THE TASK |
Scan the material and copy every line in which "from" appears.

————

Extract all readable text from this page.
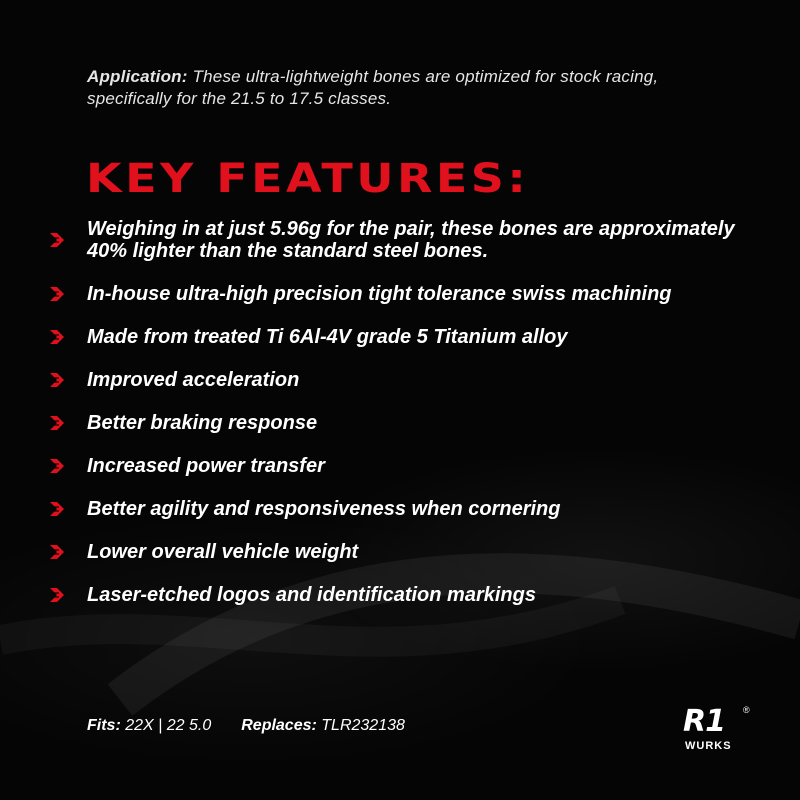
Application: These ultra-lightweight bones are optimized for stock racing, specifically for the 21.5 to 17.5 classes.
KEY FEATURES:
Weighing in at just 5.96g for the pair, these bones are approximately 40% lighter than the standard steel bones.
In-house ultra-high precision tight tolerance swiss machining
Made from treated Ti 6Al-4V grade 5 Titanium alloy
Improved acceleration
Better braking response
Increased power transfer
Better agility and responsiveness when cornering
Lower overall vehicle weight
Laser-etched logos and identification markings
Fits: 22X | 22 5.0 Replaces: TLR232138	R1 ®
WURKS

————

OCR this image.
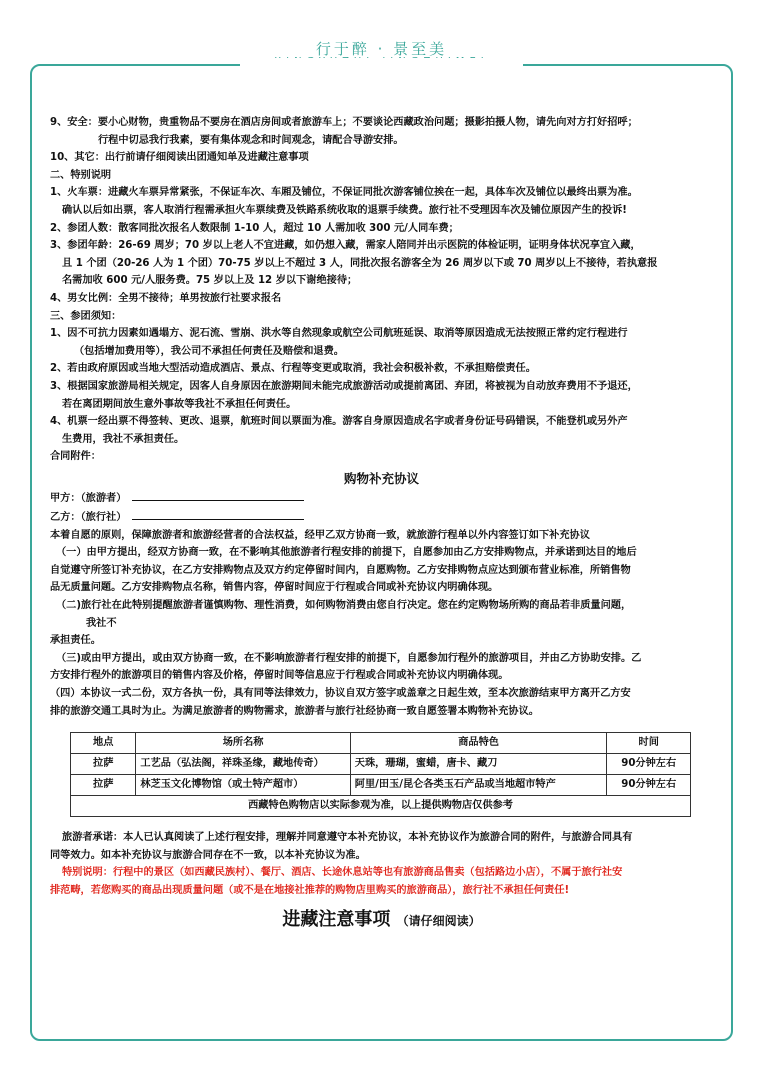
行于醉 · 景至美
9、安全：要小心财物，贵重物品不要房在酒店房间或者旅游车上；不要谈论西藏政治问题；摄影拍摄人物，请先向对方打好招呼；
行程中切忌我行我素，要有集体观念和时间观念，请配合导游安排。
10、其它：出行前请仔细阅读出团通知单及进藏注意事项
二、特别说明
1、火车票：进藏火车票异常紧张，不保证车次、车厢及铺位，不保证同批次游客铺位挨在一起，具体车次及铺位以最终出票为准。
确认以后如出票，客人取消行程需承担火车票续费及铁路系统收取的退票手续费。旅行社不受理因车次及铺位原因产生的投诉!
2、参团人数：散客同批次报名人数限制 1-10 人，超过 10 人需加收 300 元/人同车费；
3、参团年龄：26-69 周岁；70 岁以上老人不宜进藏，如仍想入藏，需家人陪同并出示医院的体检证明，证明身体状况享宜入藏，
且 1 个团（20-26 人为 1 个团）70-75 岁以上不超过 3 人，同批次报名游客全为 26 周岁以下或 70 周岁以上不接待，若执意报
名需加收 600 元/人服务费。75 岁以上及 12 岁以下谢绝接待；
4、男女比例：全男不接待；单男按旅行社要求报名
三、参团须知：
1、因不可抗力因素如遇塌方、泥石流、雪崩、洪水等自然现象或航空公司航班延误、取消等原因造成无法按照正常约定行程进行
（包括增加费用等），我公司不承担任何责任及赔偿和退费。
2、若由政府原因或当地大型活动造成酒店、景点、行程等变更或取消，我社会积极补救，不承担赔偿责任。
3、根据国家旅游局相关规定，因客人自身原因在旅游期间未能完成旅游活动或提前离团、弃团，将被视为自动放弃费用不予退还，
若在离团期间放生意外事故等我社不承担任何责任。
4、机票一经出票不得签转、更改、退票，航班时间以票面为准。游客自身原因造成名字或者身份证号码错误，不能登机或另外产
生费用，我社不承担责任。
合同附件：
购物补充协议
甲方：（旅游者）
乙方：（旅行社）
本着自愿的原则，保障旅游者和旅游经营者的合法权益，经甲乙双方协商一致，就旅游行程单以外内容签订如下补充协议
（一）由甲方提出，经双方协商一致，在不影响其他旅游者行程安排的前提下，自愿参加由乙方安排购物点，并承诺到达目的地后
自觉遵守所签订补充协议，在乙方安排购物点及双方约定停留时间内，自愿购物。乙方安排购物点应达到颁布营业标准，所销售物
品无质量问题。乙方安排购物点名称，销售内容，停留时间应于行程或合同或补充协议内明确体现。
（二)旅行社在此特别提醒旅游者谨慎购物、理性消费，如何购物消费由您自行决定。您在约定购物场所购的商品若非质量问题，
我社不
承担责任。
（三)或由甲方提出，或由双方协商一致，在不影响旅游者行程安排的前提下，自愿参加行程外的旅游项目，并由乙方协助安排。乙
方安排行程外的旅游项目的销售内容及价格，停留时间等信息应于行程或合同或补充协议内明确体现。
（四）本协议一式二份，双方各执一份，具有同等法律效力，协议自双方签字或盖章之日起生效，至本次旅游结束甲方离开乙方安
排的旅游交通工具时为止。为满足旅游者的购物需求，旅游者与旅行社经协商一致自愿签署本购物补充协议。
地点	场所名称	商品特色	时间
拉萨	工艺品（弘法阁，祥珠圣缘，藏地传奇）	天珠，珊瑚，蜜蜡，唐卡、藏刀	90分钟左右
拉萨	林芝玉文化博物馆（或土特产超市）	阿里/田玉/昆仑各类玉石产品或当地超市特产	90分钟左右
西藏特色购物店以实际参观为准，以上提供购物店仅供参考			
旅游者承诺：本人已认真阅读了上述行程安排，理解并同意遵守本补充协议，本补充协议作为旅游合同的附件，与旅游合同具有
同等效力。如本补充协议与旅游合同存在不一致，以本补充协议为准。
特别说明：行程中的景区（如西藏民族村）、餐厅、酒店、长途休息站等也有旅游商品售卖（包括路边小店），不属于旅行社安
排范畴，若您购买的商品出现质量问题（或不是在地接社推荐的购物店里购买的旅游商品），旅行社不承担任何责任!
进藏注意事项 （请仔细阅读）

————

SOLUTION FOR THIS PROBLEM |
Extract all readable text from this page.
Made from treated Ti 6Al-4V grade 5 Titanium alloy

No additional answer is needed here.